● **Task statement**: Review the material and extract every line in which the word "signal" occurs.

● **Dataset records**:
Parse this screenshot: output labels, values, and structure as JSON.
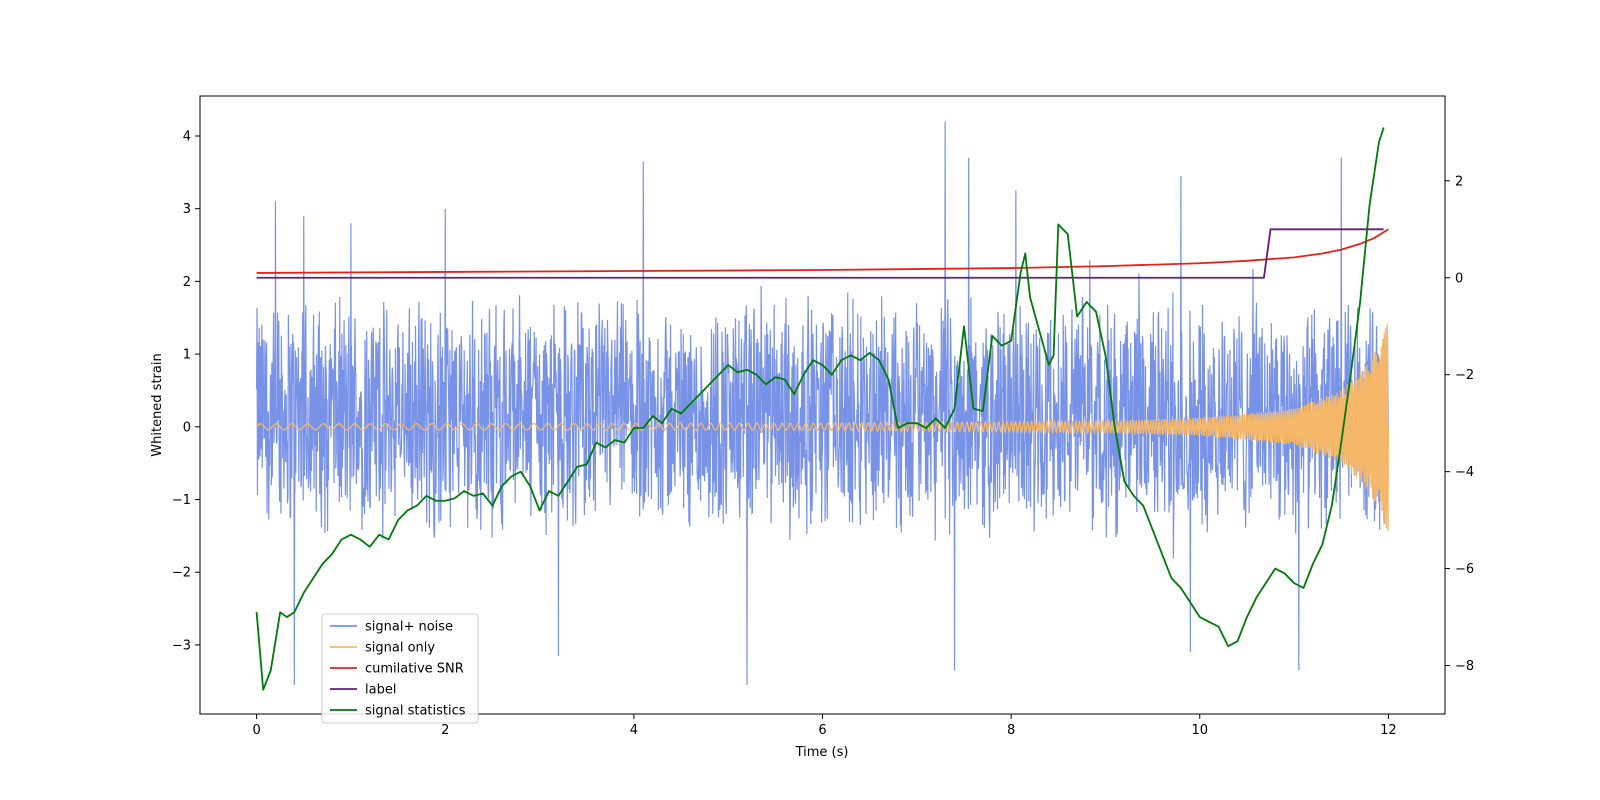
{
  "chart_data": {
    "type": "line",
    "xlabel": "Time (s)",
    "ylabel": "Whitened strain",
    "xlim": [
      -0.6,
      12.6
    ],
    "ylim": [
      -3.95,
      4.55
    ],
    "y2lim": [
      -9.0,
      3.75
    ],
    "xticks": [
      0,
      2,
      4,
      6,
      8,
      10,
      12
    ],
    "yticks": [
      -3,
      -2,
      -1,
      0,
      1,
      2,
      3,
      4
    ],
    "y2ticks": [
      -8,
      -6,
      -4,
      -2,
      0,
      2
    ],
    "legend_position": "lower-left",
    "grid": false,
    "noise_envelope": {
      "x": [
        0,
        1,
        2,
        3,
        4,
        5,
        6,
        7,
        8,
        9,
        10,
        11,
        12
      ],
      "typical_low": [
        -1.6,
        -1.6,
        -1.6,
        -1.6,
        -1.6,
        -1.6,
        -1.6,
        -1.6,
        -1.6,
        -1.6,
        -1.6,
        -1.6,
        -1.6
      ],
      "typical_high": [
        1.9,
        1.9,
        1.9,
        1.9,
        1.9,
        1.9,
        1.9,
        1.9,
        1.9,
        1.9,
        1.9,
        1.9,
        1.9
      ]
    },
    "noise_peaks": [
      {
        "x": 0.2,
        "y": 3.1
      },
      {
        "x": 0.5,
        "y": 2.9
      },
      {
        "x": 1.0,
        "y": 2.8
      },
      {
        "x": 2.0,
        "y": 3.0
      },
      {
        "x": 4.1,
        "y": 3.65
      },
      {
        "x": 7.3,
        "y": 4.2
      },
      {
        "x": 7.55,
        "y": 3.7
      },
      {
        "x": 8.05,
        "y": 3.25
      },
      {
        "x": 9.8,
        "y": 3.45
      },
      {
        "x": 11.5,
        "y": 3.7
      },
      {
        "x": 11.05,
        "y": -3.35
      },
      {
        "x": 5.2,
        "y": -3.55
      },
      {
        "x": 0.4,
        "y": -3.55
      },
      {
        "x": 3.2,
        "y": -3.15
      },
      {
        "x": 7.4,
        "y": -3.35
      },
      {
        "x": 9.9,
        "y": -3.1
      }
    ],
    "series": [
      {
        "name": "signal+ noise",
        "axis": "left",
        "color": "#7892e8",
        "style": "noise"
      },
      {
        "name": "signal only",
        "axis": "left",
        "color": "#f5b86a",
        "style": "chirp",
        "amplitude_x": [
          0,
          6,
          9,
          10,
          11,
          11.5,
          11.8,
          12
        ],
        "amplitude": [
          0.04,
          0.05,
          0.08,
          0.12,
          0.25,
          0.5,
          0.9,
          1.45
        ]
      },
      {
        "name": "cumilative SNR",
        "axis": "right",
        "color": "#e8201a",
        "x": [
          0,
          2,
          4,
          6,
          8,
          9,
          10,
          10.5,
          11,
          11.3,
          11.5,
          11.7,
          11.85,
          12
        ],
        "y": [
          0.1,
          0.12,
          0.14,
          0.16,
          0.2,
          0.24,
          0.3,
          0.35,
          0.42,
          0.5,
          0.58,
          0.7,
          0.82,
          1.0
        ]
      },
      {
        "name": "label",
        "axis": "right",
        "color": "#6a1a7a",
        "x": [
          0,
          10.68,
          10.75,
          11.95
        ],
        "y": [
          0.0,
          0.0,
          1.0,
          1.0
        ]
      },
      {
        "name": "signal statistics",
        "axis": "right",
        "color": "#007a0a",
        "x": [
          0,
          0.07,
          0.15,
          0.25,
          0.32,
          0.4,
          0.5,
          0.6,
          0.7,
          0.8,
          0.9,
          1.0,
          1.1,
          1.2,
          1.3,
          1.4,
          1.5,
          1.6,
          1.7,
          1.8,
          1.9,
          2.0,
          2.1,
          2.2,
          2.3,
          2.4,
          2.5,
          2.6,
          2.7,
          2.8,
          2.9,
          3.0,
          3.1,
          3.2,
          3.3,
          3.4,
          3.5,
          3.6,
          3.7,
          3.8,
          3.9,
          4.0,
          4.1,
          4.2,
          4.3,
          4.4,
          4.5,
          4.6,
          4.7,
          4.8,
          4.9,
          5.0,
          5.1,
          5.2,
          5.3,
          5.4,
          5.5,
          5.6,
          5.7,
          5.8,
          5.9,
          6.0,
          6.1,
          6.2,
          6.3,
          6.4,
          6.5,
          6.6,
          6.7,
          6.8,
          6.9,
          7.0,
          7.1,
          7.2,
          7.3,
          7.4,
          7.5,
          7.6,
          7.7,
          7.8,
          7.9,
          8.0,
          8.1,
          8.15,
          8.2,
          8.3,
          8.4,
          8.45,
          8.5,
          8.6,
          8.7,
          8.8,
          8.9,
          9.0,
          9.1,
          9.2,
          9.3,
          9.4,
          9.5,
          9.6,
          9.7,
          9.8,
          9.9,
          10.0,
          10.1,
          10.2,
          10.3,
          10.4,
          10.5,
          10.6,
          10.7,
          10.8,
          10.9,
          11.0,
          11.1,
          11.2,
          11.3,
          11.4,
          11.5,
          11.6,
          11.7,
          11.8,
          11.9,
          11.95
        ],
        "y": [
          -6.9,
          -8.5,
          -8.1,
          -6.9,
          -7.0,
          -6.9,
          -6.5,
          -6.2,
          -5.9,
          -5.7,
          -5.4,
          -5.3,
          -5.4,
          -5.55,
          -5.3,
          -5.4,
          -5.0,
          -4.8,
          -4.7,
          -4.5,
          -4.6,
          -4.6,
          -4.55,
          -4.4,
          -4.5,
          -4.45,
          -4.7,
          -4.3,
          -4.1,
          -4.0,
          -4.3,
          -4.8,
          -4.4,
          -4.5,
          -4.2,
          -3.9,
          -3.85,
          -3.4,
          -3.5,
          -3.35,
          -3.4,
          -3.1,
          -3.1,
          -2.85,
          -3.0,
          -2.7,
          -2.8,
          -2.6,
          -2.4,
          -2.2,
          -2.0,
          -1.8,
          -1.95,
          -1.9,
          -2.0,
          -2.2,
          -2.05,
          -2.1,
          -2.4,
          -2.0,
          -1.7,
          -1.8,
          -2.0,
          -1.7,
          -1.6,
          -1.7,
          -1.55,
          -1.7,
          -2.1,
          -3.1,
          -3.0,
          -3.0,
          -3.1,
          -2.9,
          -3.1,
          -2.7,
          -1.0,
          -2.7,
          -2.75,
          -1.2,
          -1.4,
          -1.3,
          0.1,
          0.5,
          -0.4,
          -1.1,
          -1.8,
          -1.6,
          1.1,
          0.9,
          -0.8,
          -0.5,
          -0.7,
          -1.6,
          -3.1,
          -4.2,
          -4.5,
          -4.7,
          -5.2,
          -5.7,
          -6.2,
          -6.4,
          -6.7,
          -7.0,
          -7.1,
          -7.2,
          -7.6,
          -7.5,
          -7.0,
          -6.6,
          -6.3,
          -6.0,
          -6.1,
          -6.3,
          -6.4,
          -5.9,
          -5.5,
          -4.7,
          -3.4,
          -2.0,
          -0.5,
          1.5,
          2.8,
          3.1
        ]
      }
    ]
  }
}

● **Completed task**:
        "name": "signal+ noise",
        "name": "signal only",
        "name": "signal statistics",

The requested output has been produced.